Directions> Each line that holds the word "dotyczy" counts once. Give the total number of such lines and nothing else.
--- start of Data supplied ---
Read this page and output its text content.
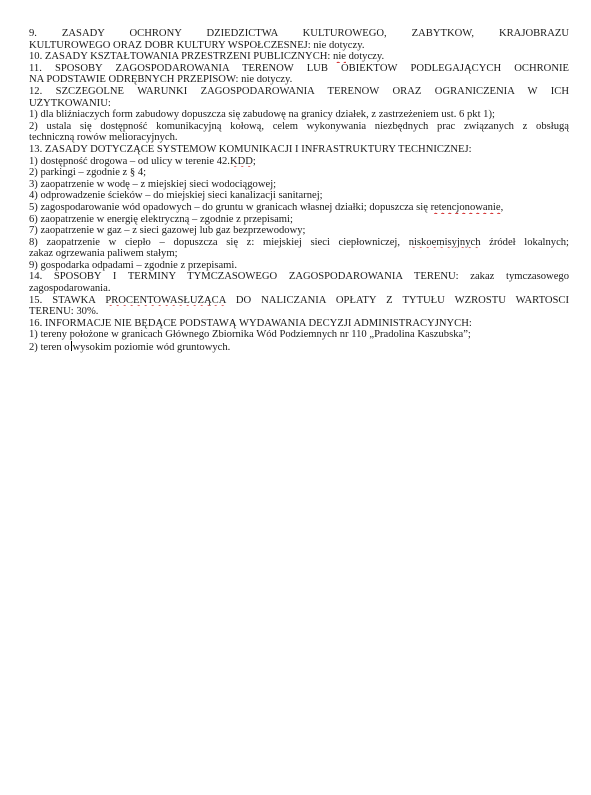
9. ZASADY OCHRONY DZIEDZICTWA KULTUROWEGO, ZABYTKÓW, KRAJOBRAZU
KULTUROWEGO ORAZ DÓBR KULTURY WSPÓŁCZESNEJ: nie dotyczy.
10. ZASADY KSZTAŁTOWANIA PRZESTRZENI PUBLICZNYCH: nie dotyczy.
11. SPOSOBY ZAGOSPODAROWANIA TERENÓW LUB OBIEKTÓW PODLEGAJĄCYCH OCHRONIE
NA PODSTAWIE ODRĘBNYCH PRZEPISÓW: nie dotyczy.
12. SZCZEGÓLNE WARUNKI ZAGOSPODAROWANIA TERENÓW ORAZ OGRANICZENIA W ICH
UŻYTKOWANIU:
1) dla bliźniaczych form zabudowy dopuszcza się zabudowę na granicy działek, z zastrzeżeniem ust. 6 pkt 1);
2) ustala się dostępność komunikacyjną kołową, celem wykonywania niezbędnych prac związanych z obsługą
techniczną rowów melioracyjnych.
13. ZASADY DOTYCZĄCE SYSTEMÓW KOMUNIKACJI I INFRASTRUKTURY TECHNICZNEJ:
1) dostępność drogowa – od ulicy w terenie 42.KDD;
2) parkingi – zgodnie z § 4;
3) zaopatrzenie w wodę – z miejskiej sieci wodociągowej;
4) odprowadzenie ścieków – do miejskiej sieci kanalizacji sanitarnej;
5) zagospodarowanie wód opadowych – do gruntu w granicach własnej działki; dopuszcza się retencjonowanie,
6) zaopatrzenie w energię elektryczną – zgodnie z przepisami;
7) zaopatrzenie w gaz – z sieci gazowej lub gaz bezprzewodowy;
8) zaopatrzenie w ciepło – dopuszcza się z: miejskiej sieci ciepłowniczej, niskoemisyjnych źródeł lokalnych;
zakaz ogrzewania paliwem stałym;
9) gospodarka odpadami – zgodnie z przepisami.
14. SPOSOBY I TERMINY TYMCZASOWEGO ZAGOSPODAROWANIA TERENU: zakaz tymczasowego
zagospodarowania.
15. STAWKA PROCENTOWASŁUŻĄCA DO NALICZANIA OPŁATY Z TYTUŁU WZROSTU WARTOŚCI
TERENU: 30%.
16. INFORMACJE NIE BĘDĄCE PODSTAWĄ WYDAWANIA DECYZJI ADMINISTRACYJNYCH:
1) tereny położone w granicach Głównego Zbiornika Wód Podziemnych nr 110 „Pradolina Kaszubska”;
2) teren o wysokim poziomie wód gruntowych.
--- end of Data supplied ---
--- start of Data supplied ---
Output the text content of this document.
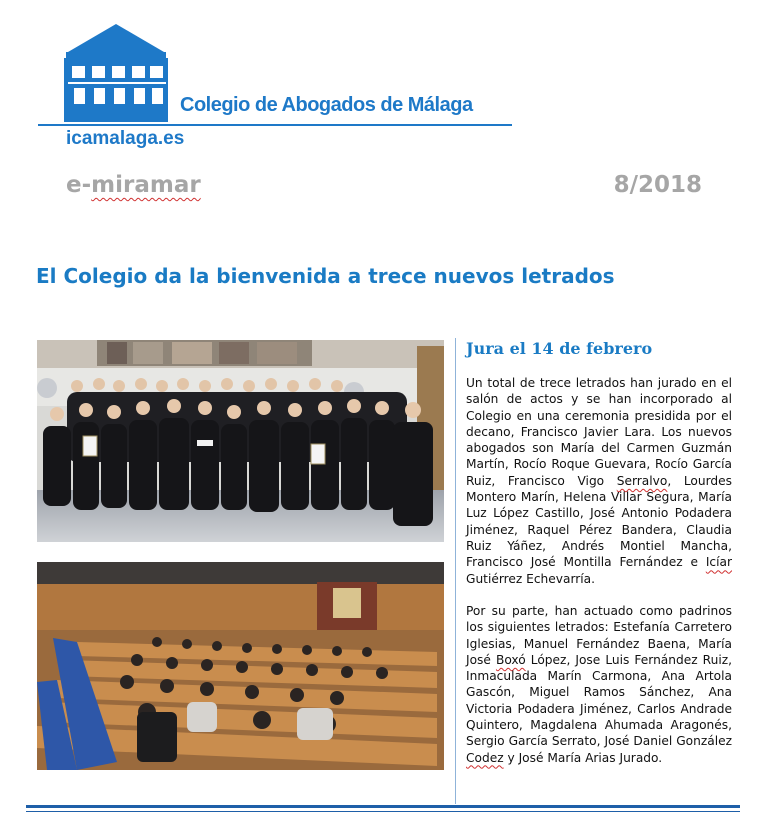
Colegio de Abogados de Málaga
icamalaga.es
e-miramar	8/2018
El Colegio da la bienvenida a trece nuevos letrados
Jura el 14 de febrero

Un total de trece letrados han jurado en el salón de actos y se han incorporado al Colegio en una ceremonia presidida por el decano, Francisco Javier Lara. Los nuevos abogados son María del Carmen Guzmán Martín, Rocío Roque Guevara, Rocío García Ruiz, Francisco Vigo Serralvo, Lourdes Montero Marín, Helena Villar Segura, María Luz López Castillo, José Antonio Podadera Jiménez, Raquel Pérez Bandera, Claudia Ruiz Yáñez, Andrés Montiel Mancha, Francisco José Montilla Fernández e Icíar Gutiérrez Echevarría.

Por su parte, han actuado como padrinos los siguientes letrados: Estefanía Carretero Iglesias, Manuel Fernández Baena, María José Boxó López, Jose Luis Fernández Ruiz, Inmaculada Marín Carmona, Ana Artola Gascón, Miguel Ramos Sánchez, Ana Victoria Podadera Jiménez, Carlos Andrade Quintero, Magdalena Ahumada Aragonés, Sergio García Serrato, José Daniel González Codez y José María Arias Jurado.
--- end of Data supplied ---
Full answer> 3